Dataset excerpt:
[Start]

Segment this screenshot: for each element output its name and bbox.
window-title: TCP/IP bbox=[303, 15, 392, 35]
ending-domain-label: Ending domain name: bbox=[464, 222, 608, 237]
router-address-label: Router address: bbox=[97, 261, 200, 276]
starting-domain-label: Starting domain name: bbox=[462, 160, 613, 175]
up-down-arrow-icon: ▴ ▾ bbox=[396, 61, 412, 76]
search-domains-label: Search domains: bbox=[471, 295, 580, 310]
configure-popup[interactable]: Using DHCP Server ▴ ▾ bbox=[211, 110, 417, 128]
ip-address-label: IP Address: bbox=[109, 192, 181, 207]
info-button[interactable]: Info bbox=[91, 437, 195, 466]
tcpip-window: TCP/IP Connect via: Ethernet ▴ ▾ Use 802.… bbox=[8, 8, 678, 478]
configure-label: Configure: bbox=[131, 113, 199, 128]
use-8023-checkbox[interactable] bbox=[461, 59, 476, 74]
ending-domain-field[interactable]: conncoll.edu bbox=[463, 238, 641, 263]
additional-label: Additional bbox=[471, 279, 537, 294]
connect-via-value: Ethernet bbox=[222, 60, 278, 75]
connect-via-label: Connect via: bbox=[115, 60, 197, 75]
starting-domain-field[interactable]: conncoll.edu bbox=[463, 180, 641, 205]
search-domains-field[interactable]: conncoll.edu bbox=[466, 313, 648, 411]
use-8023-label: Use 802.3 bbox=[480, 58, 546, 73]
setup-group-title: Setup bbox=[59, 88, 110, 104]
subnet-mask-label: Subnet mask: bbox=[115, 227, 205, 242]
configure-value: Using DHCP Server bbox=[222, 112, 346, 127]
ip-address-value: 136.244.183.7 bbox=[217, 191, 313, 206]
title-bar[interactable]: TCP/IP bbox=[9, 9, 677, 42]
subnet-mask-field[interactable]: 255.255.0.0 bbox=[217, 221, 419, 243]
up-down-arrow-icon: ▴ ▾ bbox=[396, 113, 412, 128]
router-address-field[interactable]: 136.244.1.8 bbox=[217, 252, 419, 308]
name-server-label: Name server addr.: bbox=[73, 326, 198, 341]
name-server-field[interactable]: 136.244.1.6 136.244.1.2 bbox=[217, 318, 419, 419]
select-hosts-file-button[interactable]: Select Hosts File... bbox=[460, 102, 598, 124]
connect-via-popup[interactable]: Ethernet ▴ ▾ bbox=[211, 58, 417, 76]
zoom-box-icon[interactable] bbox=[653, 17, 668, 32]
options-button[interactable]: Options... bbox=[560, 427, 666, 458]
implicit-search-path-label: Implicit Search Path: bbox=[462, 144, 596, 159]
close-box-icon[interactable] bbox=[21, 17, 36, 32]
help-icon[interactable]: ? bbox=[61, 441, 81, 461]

[End]

Reproduce every line of the records above without changing a single character.

■ **Completed task**:
Segment this screenshot: for each element output its name and bbox.
window-title: TCP/IP bbox=[303, 15, 392, 35]
ending-domain-label: Ending domain name: bbox=[464, 222, 608, 237]
router-address-label: Router address: bbox=[97, 261, 200, 276]
starting-domain-label: Starting domain name: bbox=[462, 160, 613, 175]
up-down-arrow-icon: ▴ ▾ bbox=[396, 61, 412, 76]
search-domains-label: Search domains: bbox=[471, 295, 580, 310]
configure-popup[interactable]: Using DHCP Server ▴ ▾ bbox=[211, 110, 417, 128]
ip-address-label: IP Address: bbox=[109, 192, 181, 207]
info-button[interactable]: Info bbox=[91, 437, 195, 466]
tcpip-window: TCP/IP Connect via: Ethernet ▴ ▾ Use 802.… bbox=[8, 8, 678, 478]
configure-label: Configure: bbox=[131, 113, 199, 128]
use-8023-checkbox[interactable] bbox=[461, 59, 476, 74]
ending-domain-field[interactable]: conncoll.edu bbox=[463, 238, 641, 263]
additional-label: Additional bbox=[471, 279, 537, 294]
connect-via-value: Ethernet bbox=[222, 60, 278, 75]
connect-via-label: Connect via: bbox=[115, 60, 197, 75]
starting-domain-field[interactable]: conncoll.edu bbox=[463, 180, 641, 205]
search-domains-field[interactable]: conncoll.edu bbox=[466, 313, 648, 411]
use-8023-label: Use 802.3 bbox=[480, 58, 546, 73]
setup-group-title: Setup bbox=[59, 88, 110, 104]
subnet-mask-label: Subnet mask: bbox=[115, 227, 205, 242]
configure-value: Using DHCP Server bbox=[222, 112, 346, 127]
ip-address-value: 136.244.183.7 bbox=[217, 191, 313, 206]
title-bar[interactable]: TCP/IP bbox=[9, 9, 677, 42]
subnet-mask-field[interactable]: 255.255.0.0 bbox=[217, 221, 419, 243]
up-down-arrow-icon: ▴ ▾ bbox=[396, 113, 412, 128]
router-address-field[interactable]: 136.244.1.8 bbox=[217, 252, 419, 308]
name-server-label: Name server addr.: bbox=[73, 326, 198, 341]
name-server-field[interactable]: 136.244.1.6 136.244.1.2 bbox=[217, 318, 419, 419]
select-hosts-file-button[interactable]: Select Hosts File... bbox=[460, 102, 598, 124]
connect-via-popup[interactable]: Ethernet ▴ ▾ bbox=[211, 58, 417, 76]
zoom-box-icon[interactable] bbox=[653, 17, 668, 32]
options-button[interactable]: Options... bbox=[560, 427, 666, 458]
implicit-search-path-label: Implicit Search Path: bbox=[462, 144, 596, 159]
close-box-icon[interactable] bbox=[21, 17, 36, 32]
help-icon[interactable]: ? bbox=[61, 441, 81, 461]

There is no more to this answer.